> **Goal**: Keep every line where the word "gold" appears; drop the rest.

========================================

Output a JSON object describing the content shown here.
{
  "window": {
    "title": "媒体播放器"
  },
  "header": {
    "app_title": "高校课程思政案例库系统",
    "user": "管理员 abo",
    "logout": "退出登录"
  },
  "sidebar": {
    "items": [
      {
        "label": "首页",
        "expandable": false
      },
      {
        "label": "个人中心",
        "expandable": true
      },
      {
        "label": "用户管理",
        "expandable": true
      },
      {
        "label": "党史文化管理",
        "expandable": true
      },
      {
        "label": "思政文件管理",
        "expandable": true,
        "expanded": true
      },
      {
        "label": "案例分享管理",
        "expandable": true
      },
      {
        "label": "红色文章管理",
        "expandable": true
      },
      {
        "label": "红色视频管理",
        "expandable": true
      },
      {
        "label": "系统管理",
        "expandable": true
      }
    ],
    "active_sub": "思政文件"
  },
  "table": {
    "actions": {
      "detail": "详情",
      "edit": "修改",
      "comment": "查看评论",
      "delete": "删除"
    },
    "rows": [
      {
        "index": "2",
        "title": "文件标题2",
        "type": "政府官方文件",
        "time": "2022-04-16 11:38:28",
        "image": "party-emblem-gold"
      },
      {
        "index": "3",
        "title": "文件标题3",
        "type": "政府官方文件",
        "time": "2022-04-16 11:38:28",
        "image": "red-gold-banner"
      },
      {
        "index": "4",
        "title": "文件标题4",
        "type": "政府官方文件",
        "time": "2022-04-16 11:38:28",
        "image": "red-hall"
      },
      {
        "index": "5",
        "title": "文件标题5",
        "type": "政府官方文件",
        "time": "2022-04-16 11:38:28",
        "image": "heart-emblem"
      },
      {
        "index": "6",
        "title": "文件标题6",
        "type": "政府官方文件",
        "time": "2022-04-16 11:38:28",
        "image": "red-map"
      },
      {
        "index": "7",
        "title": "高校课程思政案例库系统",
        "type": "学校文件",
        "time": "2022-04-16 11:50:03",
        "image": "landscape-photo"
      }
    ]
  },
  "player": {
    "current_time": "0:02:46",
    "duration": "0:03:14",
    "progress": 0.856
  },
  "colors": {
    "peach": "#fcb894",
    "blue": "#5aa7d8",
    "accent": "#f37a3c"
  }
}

========================================

> **Finished exercise**:
        "image": "party-emblem-gold"
        "image": "red-gold-banner"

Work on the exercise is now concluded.